§ Given request:
In the records below, find each line containing the word "Fahrzeuges" and copy it.

▶

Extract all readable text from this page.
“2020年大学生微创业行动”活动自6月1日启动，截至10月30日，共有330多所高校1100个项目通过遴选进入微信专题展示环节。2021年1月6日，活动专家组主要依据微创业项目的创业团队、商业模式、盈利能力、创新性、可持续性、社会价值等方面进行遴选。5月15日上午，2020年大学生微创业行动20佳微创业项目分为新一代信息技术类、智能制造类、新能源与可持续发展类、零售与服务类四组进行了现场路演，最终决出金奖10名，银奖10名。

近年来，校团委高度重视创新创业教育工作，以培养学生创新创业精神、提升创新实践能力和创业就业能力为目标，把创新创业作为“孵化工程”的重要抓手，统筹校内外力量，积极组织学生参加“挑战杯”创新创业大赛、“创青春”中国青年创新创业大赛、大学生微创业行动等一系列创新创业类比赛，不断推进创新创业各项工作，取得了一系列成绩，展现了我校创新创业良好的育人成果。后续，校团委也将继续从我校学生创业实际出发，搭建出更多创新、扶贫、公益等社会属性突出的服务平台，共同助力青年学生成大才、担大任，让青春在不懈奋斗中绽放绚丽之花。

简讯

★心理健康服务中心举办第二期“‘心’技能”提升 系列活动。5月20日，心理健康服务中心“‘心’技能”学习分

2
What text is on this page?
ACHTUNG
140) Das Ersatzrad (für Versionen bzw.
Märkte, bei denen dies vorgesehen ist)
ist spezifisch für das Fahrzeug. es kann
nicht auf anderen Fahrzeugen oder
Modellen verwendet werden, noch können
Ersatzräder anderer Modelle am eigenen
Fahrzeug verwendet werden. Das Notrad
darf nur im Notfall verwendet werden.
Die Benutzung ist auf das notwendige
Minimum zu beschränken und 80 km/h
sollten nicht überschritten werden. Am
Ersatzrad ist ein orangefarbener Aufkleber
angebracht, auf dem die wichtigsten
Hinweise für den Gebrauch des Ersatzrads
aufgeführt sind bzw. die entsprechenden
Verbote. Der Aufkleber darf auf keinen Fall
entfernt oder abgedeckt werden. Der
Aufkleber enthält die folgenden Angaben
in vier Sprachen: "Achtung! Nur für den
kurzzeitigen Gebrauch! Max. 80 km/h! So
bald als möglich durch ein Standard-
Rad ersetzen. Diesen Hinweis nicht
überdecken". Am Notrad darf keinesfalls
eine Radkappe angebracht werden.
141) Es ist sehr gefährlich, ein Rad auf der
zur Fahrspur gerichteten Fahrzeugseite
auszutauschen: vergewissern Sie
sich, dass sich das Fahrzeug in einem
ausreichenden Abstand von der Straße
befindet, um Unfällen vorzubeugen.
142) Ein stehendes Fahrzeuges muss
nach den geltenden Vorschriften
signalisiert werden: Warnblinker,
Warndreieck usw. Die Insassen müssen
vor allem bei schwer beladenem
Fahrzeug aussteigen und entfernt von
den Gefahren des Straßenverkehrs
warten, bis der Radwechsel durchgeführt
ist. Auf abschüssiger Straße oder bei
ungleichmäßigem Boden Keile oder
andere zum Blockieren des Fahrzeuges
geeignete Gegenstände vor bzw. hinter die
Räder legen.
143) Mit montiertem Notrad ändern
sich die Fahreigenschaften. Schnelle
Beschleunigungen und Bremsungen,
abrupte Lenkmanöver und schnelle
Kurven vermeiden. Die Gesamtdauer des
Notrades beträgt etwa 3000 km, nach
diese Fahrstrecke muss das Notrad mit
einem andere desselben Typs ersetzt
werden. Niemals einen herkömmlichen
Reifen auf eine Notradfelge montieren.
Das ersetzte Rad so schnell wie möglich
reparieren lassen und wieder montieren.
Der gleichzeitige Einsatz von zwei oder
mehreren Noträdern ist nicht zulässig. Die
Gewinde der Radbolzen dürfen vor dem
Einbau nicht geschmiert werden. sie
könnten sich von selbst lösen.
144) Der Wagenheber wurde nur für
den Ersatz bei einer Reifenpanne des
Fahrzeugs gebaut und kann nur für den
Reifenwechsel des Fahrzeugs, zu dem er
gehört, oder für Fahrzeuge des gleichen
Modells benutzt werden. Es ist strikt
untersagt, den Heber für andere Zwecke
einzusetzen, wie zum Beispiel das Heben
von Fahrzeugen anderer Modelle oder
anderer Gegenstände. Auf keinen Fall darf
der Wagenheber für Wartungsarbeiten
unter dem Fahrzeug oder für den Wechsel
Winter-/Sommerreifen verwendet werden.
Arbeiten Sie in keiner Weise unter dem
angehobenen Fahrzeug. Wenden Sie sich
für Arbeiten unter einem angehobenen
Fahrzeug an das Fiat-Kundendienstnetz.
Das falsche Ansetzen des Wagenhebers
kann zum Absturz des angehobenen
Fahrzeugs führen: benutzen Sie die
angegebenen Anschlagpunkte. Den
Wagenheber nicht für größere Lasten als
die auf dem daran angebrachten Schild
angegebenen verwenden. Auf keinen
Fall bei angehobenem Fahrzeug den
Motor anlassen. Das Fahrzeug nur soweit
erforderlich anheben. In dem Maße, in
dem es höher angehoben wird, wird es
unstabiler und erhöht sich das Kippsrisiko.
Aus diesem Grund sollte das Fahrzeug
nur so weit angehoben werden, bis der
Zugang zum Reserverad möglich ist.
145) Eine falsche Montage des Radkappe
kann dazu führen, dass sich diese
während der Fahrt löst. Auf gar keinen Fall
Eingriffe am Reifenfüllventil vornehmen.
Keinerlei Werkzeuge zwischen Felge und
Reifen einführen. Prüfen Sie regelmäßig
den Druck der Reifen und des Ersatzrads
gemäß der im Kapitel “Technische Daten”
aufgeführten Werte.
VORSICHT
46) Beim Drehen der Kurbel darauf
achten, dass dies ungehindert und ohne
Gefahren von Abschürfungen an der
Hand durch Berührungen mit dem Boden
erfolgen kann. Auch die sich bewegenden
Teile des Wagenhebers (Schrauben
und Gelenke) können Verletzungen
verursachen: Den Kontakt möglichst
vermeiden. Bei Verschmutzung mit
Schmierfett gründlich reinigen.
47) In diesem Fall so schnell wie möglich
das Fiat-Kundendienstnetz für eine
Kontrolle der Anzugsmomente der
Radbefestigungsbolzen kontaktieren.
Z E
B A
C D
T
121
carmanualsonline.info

◀

§ Finished exercise:
142) Ein stehendes Fahrzeuges muss
andere zum Blockieren des Fahrzeuges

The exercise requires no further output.